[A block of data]
┄┄┄┄┄┄

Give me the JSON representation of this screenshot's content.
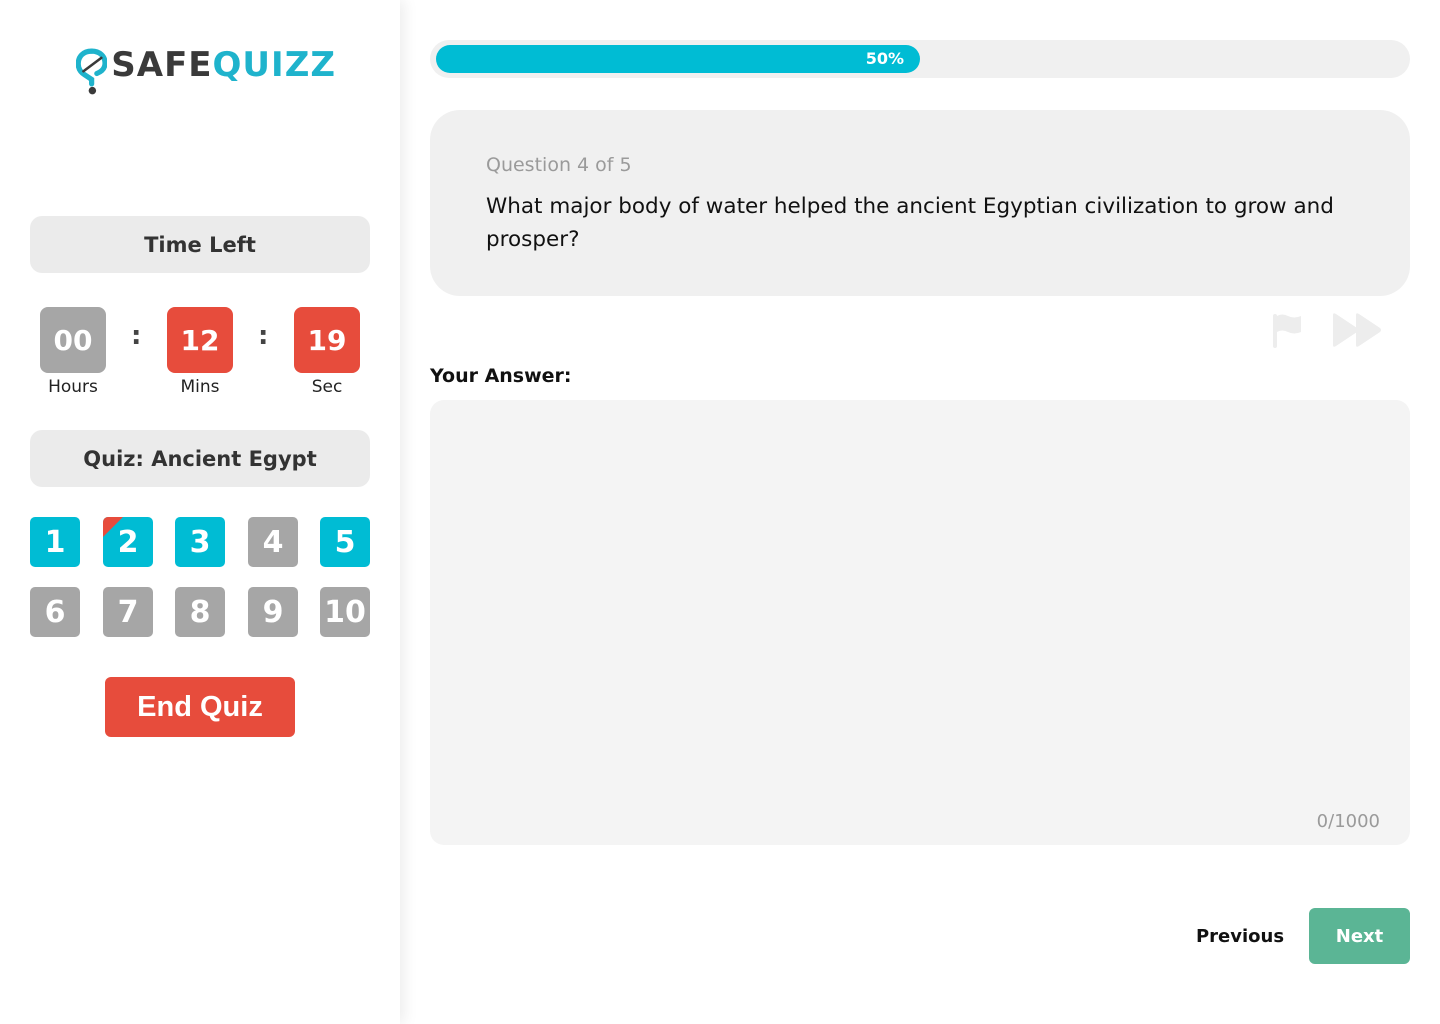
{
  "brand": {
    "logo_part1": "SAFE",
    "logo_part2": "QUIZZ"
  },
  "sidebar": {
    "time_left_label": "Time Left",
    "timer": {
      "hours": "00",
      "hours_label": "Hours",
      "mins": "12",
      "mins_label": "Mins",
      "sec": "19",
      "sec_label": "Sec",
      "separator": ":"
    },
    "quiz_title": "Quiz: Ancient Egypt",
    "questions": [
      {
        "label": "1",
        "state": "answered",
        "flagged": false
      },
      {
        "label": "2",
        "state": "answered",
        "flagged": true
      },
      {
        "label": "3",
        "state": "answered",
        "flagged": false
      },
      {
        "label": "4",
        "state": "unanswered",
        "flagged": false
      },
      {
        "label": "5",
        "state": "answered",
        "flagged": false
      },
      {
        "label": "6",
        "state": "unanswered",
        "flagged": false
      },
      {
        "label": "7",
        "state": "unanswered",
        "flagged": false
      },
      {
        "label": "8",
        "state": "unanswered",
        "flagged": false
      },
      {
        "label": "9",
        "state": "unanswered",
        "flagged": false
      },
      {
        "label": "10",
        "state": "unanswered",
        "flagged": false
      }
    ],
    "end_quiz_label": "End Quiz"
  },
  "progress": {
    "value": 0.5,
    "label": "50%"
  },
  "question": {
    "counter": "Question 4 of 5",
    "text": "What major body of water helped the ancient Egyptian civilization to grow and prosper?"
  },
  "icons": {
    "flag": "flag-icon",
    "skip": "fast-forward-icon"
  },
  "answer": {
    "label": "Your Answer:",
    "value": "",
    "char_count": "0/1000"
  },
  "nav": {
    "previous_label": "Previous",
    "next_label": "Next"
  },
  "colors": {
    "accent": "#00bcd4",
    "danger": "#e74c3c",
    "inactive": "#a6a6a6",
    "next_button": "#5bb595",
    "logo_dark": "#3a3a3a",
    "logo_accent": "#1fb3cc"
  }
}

┄┄┄┄┄┄

TASK TO CARRY OUT:
Output all the records, word for word, with no pictures in the copy.

ANSWER BELOW:
Give me the JSON representation of this screenshot's content.
{
  "brand": {
    "logo_part1": "SAFE",
    "logo_part2": "QUIZZ"
  },
  "sidebar": {
    "time_left_label": "Time Left",
    "timer": {
      "hours": "00",
      "hours_label": "Hours",
      "mins": "12",
      "mins_label": "Mins",
      "sec": "19",
      "sec_label": "Sec",
      "separator": ":"
    },
    "quiz_title": "Quiz: Ancient Egypt",
    "questions": [
      {
        "label": "1",
        "state": "answered",
        "flagged": false
      },
      {
        "label": "2",
        "state": "answered",
        "flagged": true
      },
      {
        "label": "3",
        "state": "answered",
        "flagged": false
      },
      {
        "label": "4",
        "state": "unanswered",
        "flagged": false
      },
      {
        "label": "5",
        "state": "answered",
        "flagged": false
      },
      {
        "label": "6",
        "state": "unanswered",
        "flagged": false
      },
      {
        "label": "7",
        "state": "unanswered",
        "flagged": false
      },
      {
        "label": "8",
        "state": "unanswered",
        "flagged": false
      },
      {
        "label": "9",
        "state": "unanswered",
        "flagged": false
      },
      {
        "label": "10",
        "state": "unanswered",
        "flagged": false
      }
    ],
    "end_quiz_label": "End Quiz"
  },
  "progress": {
    "value": 0.5,
    "label": "50%"
  },
  "question": {
    "counter": "Question 4 of 5",
    "text": "What major body of water helped the ancient Egyptian civilization to grow and prosper?"
  },
  "icons": {
    "flag": "flag-icon",
    "skip": "fast-forward-icon"
  },
  "answer": {
    "label": "Your Answer:",
    "value": "",
    "char_count": "0/1000"
  },
  "nav": {
    "previous_label": "Previous",
    "next_label": "Next"
  },
  "colors": {
    "accent": "#00bcd4",
    "danger": "#e74c3c",
    "inactive": "#a6a6a6",
    "next_button": "#5bb595",
    "logo_dark": "#3a3a3a",
    "logo_accent": "#1fb3cc"
  }
}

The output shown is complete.